_Material for the task_:

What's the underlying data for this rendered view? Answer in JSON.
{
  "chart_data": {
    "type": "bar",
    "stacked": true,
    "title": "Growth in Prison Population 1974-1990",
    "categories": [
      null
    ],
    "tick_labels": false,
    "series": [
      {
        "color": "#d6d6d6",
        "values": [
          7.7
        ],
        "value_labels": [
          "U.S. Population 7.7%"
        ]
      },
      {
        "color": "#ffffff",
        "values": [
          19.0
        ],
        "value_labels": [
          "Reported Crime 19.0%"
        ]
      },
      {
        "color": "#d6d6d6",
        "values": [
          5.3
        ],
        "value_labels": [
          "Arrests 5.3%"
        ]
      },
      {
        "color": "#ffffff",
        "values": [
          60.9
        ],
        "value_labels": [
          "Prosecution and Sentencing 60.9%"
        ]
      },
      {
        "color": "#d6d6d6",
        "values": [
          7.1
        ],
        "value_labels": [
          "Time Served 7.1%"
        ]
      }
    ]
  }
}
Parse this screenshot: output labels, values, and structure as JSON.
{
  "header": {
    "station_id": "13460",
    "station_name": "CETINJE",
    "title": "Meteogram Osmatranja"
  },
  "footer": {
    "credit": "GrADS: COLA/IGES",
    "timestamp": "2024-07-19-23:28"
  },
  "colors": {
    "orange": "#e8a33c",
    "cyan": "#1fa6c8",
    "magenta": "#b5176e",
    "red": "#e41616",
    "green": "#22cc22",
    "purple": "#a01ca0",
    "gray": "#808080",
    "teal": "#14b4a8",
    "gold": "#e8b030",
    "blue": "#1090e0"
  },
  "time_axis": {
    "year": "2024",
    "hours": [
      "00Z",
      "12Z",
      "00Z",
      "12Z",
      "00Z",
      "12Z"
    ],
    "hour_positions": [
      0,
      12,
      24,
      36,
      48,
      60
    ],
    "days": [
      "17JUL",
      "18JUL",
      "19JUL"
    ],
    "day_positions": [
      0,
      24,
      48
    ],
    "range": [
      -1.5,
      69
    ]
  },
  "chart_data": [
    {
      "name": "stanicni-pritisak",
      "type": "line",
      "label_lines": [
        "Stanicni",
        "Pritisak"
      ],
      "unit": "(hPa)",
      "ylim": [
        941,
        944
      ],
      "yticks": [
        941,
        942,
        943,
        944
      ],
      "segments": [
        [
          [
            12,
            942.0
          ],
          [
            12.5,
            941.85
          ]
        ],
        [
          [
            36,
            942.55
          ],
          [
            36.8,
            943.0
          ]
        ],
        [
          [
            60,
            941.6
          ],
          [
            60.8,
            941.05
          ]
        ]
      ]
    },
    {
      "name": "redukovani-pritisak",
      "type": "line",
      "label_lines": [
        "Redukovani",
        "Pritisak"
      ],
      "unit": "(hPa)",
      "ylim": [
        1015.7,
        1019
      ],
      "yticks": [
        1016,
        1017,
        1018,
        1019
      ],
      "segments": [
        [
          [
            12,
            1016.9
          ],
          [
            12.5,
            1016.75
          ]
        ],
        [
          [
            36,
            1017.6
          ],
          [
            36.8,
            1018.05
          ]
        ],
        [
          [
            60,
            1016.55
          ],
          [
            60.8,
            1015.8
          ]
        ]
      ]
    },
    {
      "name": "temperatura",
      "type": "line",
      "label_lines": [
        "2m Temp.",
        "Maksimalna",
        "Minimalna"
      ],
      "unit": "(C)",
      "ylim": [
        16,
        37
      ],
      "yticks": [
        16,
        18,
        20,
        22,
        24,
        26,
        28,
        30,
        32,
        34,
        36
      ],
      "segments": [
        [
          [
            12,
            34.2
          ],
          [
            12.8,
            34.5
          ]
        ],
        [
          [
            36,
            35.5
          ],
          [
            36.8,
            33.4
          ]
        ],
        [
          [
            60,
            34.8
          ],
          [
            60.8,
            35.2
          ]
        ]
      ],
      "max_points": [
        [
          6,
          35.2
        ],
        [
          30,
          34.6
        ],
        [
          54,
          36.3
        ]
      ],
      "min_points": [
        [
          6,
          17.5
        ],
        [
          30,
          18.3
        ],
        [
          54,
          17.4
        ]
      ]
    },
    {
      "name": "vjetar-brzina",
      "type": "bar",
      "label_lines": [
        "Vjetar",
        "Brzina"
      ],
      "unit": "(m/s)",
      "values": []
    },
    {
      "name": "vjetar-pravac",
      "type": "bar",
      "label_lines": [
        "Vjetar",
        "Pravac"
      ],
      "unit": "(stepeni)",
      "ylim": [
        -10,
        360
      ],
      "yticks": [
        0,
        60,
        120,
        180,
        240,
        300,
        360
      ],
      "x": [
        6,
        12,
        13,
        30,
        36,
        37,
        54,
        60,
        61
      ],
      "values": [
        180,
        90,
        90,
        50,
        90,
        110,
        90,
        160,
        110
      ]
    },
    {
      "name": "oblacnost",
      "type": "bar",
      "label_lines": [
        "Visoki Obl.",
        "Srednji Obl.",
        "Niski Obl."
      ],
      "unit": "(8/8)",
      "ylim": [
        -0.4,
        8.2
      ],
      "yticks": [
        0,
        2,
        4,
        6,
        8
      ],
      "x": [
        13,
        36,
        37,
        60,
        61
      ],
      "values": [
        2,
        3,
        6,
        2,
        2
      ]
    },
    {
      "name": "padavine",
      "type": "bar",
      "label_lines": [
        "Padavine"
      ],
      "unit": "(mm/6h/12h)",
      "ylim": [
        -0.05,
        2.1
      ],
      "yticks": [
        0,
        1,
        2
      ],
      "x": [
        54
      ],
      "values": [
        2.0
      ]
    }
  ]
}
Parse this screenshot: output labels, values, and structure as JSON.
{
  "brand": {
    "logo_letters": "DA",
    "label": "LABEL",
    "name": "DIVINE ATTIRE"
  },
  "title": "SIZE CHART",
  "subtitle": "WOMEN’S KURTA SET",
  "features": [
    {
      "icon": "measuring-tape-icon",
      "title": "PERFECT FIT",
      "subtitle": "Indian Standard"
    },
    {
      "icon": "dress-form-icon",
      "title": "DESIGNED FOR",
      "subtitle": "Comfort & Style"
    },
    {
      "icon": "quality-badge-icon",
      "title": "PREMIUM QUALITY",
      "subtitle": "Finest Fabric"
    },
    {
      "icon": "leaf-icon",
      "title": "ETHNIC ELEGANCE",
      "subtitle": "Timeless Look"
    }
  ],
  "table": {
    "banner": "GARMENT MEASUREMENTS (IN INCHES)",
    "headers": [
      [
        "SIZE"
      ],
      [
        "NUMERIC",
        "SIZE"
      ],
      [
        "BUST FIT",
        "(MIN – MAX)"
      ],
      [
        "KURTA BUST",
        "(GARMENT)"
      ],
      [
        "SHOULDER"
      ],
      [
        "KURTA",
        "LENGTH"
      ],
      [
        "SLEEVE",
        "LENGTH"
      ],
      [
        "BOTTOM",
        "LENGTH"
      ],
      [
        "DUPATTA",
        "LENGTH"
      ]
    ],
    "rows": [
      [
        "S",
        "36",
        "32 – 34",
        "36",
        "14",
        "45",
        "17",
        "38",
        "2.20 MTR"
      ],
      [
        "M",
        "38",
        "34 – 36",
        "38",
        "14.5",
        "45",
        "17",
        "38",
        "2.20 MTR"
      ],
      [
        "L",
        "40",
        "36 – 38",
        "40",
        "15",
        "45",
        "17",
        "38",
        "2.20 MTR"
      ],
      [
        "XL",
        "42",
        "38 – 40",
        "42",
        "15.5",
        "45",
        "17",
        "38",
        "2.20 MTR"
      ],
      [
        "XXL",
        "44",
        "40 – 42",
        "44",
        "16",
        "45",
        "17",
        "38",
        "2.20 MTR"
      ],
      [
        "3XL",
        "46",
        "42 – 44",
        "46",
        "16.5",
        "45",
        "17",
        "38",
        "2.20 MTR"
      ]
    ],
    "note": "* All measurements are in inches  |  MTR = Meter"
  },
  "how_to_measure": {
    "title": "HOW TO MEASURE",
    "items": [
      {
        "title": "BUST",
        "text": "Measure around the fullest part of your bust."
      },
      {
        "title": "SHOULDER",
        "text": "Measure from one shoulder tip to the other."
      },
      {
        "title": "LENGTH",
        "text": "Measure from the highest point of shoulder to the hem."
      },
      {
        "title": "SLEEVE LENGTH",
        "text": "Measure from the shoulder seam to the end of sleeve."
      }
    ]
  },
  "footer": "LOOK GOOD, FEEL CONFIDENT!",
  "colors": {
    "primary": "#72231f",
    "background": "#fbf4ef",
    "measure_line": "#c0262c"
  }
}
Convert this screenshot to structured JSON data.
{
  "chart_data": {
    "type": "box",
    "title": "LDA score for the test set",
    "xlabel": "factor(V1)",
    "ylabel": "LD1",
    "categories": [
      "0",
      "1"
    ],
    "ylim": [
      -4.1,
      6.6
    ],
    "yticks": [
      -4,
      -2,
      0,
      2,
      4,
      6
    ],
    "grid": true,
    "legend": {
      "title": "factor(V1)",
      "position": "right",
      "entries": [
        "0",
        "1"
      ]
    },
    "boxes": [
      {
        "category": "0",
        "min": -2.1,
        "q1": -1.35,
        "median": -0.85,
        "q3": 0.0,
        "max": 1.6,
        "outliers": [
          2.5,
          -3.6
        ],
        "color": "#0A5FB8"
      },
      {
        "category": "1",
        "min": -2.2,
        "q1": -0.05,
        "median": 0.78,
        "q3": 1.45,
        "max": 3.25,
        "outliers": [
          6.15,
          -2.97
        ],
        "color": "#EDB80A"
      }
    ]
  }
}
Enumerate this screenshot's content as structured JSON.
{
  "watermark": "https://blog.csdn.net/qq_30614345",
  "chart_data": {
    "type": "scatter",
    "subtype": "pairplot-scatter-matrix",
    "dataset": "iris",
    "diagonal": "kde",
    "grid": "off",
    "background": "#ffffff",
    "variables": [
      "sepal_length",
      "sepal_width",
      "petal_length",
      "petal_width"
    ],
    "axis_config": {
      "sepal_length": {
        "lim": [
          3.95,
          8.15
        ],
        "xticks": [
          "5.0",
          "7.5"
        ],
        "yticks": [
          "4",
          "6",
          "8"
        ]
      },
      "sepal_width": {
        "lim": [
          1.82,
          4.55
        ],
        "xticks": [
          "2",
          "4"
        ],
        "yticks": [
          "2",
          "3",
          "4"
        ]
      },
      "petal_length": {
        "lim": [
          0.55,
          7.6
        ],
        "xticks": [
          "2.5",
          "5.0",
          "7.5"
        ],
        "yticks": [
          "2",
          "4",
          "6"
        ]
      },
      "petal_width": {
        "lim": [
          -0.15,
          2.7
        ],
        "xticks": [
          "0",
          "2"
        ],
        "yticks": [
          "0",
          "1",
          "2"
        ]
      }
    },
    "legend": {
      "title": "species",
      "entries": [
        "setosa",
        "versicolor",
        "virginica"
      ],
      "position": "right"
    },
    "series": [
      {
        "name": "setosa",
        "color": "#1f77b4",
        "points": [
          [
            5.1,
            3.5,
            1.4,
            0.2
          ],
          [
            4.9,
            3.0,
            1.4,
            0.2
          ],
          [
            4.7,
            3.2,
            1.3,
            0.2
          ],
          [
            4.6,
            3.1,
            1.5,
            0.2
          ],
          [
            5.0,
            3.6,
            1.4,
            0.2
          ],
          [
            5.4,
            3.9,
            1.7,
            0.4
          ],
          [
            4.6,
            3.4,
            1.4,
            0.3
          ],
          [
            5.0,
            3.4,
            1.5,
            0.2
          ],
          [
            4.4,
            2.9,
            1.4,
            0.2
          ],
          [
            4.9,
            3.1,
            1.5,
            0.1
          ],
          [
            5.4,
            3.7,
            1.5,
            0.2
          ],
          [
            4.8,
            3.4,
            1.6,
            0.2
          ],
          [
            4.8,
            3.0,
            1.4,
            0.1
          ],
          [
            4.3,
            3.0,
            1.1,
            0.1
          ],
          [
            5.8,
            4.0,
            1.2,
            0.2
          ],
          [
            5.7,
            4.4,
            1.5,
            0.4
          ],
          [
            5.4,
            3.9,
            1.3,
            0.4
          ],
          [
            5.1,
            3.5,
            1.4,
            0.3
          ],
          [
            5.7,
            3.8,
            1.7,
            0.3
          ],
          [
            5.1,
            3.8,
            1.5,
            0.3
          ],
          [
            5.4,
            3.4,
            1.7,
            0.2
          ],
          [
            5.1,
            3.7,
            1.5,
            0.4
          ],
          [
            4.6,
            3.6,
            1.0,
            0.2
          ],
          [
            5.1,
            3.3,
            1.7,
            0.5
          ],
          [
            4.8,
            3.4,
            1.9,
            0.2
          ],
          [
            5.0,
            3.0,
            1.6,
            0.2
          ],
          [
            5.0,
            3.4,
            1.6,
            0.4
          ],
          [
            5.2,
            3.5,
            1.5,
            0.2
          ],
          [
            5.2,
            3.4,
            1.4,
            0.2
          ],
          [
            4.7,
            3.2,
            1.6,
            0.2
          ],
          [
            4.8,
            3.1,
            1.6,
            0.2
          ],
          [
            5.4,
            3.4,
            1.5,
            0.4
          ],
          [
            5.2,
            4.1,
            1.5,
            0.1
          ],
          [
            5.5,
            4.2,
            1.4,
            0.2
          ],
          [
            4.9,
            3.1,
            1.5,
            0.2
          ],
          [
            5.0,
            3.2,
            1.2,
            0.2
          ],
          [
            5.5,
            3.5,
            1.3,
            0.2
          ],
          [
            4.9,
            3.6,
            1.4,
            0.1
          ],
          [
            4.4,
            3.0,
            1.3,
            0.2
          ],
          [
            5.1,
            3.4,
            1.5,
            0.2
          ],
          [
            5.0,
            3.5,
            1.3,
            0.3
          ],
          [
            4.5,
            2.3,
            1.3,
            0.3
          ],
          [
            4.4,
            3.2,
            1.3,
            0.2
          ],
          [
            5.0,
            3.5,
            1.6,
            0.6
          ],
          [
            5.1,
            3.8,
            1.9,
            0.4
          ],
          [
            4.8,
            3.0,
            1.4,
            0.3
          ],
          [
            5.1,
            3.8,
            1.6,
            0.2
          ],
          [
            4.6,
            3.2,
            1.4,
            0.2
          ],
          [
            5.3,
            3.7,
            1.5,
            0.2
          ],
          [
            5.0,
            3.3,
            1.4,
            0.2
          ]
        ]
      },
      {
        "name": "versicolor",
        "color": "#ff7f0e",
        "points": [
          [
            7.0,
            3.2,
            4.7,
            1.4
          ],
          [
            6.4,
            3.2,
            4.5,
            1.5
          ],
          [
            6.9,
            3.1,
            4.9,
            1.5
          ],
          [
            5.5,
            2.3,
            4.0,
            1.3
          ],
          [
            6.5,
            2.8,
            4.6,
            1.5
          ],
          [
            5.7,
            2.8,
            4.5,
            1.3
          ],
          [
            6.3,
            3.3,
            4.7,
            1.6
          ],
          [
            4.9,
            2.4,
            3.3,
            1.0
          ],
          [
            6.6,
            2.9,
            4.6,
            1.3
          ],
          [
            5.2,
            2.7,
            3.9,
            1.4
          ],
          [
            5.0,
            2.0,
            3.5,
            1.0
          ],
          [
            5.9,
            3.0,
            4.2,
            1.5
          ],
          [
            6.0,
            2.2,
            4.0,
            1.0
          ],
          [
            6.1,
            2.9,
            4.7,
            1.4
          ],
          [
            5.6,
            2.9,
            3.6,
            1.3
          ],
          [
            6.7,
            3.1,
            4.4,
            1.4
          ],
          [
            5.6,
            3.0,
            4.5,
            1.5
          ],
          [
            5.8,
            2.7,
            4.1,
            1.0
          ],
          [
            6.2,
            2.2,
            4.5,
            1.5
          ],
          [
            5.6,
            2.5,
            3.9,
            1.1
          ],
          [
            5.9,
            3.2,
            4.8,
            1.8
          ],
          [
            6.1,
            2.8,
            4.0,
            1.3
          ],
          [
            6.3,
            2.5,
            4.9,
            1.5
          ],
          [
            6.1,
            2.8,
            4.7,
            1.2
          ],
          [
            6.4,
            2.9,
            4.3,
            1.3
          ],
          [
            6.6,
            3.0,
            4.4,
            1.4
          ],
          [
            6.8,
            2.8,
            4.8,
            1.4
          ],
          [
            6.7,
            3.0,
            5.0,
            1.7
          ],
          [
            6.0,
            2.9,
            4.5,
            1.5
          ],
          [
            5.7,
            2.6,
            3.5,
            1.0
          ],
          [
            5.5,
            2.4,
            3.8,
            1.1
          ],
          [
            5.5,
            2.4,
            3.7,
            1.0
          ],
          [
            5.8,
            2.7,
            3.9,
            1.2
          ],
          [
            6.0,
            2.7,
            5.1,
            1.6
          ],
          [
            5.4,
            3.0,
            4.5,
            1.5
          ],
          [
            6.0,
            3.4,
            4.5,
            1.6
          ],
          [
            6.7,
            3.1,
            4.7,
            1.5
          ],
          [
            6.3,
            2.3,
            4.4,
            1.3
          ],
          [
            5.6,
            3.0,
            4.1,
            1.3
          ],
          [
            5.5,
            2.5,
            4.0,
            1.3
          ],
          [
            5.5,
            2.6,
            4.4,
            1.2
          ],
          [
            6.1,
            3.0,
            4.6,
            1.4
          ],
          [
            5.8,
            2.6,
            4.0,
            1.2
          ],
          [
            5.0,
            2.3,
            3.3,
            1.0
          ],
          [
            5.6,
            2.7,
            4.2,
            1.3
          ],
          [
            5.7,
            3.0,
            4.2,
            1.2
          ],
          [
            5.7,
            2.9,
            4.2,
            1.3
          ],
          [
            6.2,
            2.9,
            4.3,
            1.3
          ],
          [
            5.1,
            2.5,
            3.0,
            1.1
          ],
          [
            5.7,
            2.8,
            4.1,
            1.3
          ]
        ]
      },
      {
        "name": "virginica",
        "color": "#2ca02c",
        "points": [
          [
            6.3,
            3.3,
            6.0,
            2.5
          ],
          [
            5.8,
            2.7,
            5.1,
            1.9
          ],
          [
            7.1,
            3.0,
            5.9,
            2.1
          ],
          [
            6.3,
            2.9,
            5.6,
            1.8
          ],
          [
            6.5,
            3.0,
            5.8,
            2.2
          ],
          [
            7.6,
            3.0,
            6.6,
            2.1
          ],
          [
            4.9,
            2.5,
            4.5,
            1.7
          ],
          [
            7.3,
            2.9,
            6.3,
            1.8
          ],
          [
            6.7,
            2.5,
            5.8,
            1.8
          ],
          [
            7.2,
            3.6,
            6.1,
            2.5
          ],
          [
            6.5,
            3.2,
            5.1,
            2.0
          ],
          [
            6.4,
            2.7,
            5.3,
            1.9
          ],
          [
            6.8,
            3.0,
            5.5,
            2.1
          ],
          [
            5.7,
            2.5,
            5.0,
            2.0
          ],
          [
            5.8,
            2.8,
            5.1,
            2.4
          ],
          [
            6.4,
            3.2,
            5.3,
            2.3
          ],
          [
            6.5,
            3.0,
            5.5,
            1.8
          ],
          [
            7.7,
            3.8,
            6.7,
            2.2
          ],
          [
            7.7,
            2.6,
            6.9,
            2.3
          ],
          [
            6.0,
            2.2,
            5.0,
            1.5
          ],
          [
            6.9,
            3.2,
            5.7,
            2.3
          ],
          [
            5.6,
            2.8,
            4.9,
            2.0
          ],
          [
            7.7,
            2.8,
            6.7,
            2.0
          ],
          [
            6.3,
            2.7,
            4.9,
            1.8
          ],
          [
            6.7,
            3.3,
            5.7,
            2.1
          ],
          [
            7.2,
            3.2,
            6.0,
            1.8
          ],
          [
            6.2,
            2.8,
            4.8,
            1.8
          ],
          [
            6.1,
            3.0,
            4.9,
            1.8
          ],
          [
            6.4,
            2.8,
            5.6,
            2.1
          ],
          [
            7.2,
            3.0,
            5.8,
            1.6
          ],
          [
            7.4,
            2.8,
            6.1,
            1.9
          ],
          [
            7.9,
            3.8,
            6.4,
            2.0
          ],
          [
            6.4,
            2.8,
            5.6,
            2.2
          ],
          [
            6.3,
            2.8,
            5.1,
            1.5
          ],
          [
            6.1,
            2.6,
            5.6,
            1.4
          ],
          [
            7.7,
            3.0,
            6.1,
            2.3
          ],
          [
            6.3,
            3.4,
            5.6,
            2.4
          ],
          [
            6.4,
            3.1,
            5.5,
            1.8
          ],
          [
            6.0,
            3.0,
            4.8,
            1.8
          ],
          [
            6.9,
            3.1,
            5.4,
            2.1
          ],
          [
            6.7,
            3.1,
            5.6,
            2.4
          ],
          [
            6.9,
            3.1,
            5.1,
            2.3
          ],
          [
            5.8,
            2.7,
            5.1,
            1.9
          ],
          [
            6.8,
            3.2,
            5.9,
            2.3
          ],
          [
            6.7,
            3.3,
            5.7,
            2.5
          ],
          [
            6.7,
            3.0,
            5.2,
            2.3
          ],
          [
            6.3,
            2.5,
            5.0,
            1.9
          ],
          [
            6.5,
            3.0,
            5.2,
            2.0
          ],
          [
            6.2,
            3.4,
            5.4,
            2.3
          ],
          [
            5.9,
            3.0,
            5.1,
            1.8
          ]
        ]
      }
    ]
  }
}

_What to produce_:
Give solely the number of lines in the data that contain the string "structured".

_Full output_:
2